Job: Please retype the records below exactly, leaving out any pictures.

Entries taken from a collection
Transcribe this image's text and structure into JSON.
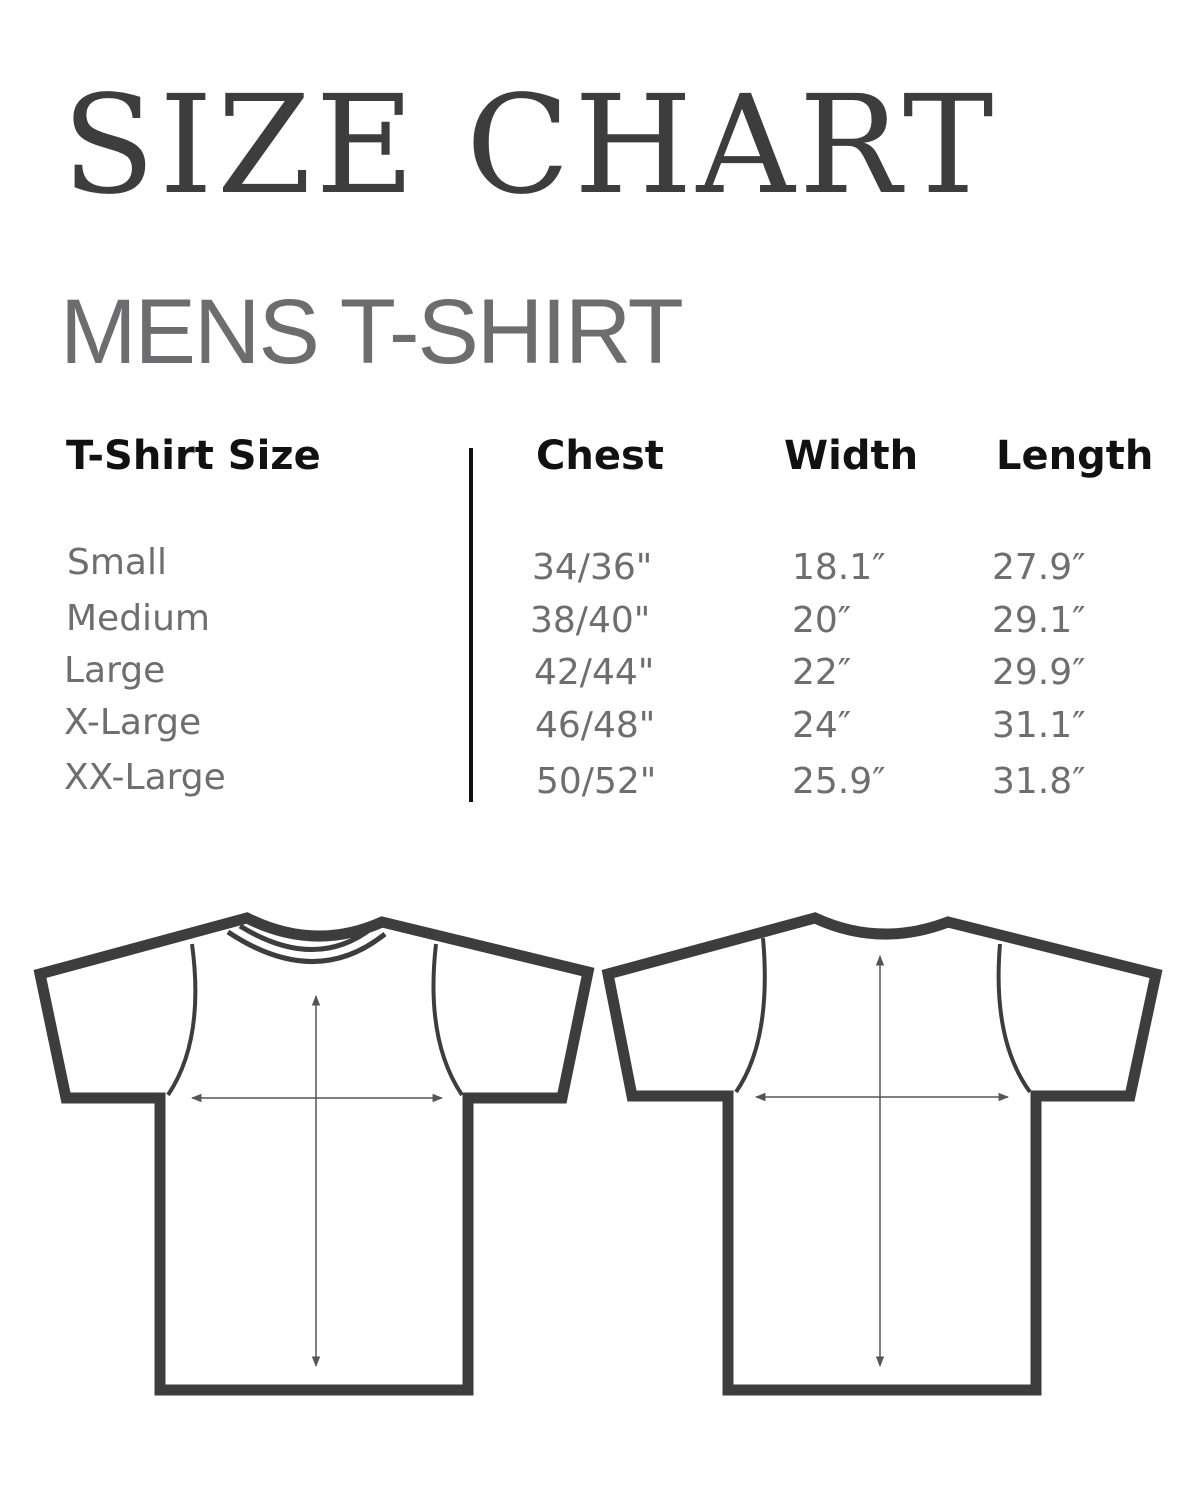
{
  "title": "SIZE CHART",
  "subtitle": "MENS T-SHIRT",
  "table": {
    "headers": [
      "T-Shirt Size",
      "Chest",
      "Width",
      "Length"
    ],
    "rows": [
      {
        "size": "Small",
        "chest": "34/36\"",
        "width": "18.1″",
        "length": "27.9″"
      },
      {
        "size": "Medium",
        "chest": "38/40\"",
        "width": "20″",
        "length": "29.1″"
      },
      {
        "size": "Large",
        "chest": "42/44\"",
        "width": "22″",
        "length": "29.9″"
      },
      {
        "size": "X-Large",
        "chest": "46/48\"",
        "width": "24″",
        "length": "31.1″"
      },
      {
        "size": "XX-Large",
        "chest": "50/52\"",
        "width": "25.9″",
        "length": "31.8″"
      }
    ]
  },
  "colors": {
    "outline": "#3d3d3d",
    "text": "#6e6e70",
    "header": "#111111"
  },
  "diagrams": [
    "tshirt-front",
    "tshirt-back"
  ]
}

Task output:
Transcribe this image's text and structure into JSON.
{
  "title": "SIZE CHART",
  "subtitle": "MENS T-SHIRT",
  "table": {
    "headers": [
      "T-Shirt Size",
      "Chest",
      "Width",
      "Length"
    ],
    "rows": [
      {
        "size": "Small",
        "chest": "34/36\"",
        "width": "18.1″",
        "length": "27.9″"
      },
      {
        "size": "Medium",
        "chest": "38/40\"",
        "width": "20″",
        "length": "29.1″"
      },
      {
        "size": "Large",
        "chest": "42/44\"",
        "width": "22″",
        "length": "29.9″"
      },
      {
        "size": "X-Large",
        "chest": "46/48\"",
        "width": "24″",
        "length": "31.1″"
      },
      {
        "size": "XX-Large",
        "chest": "50/52\"",
        "width": "25.9″",
        "length": "31.8″"
      }
    ]
  },
  "colors": {
    "outline": "#3d3d3d",
    "text": "#6e6e70",
    "header": "#111111"
  },
  "diagrams": [
    "tshirt-front",
    "tshirt-back"
  ]
}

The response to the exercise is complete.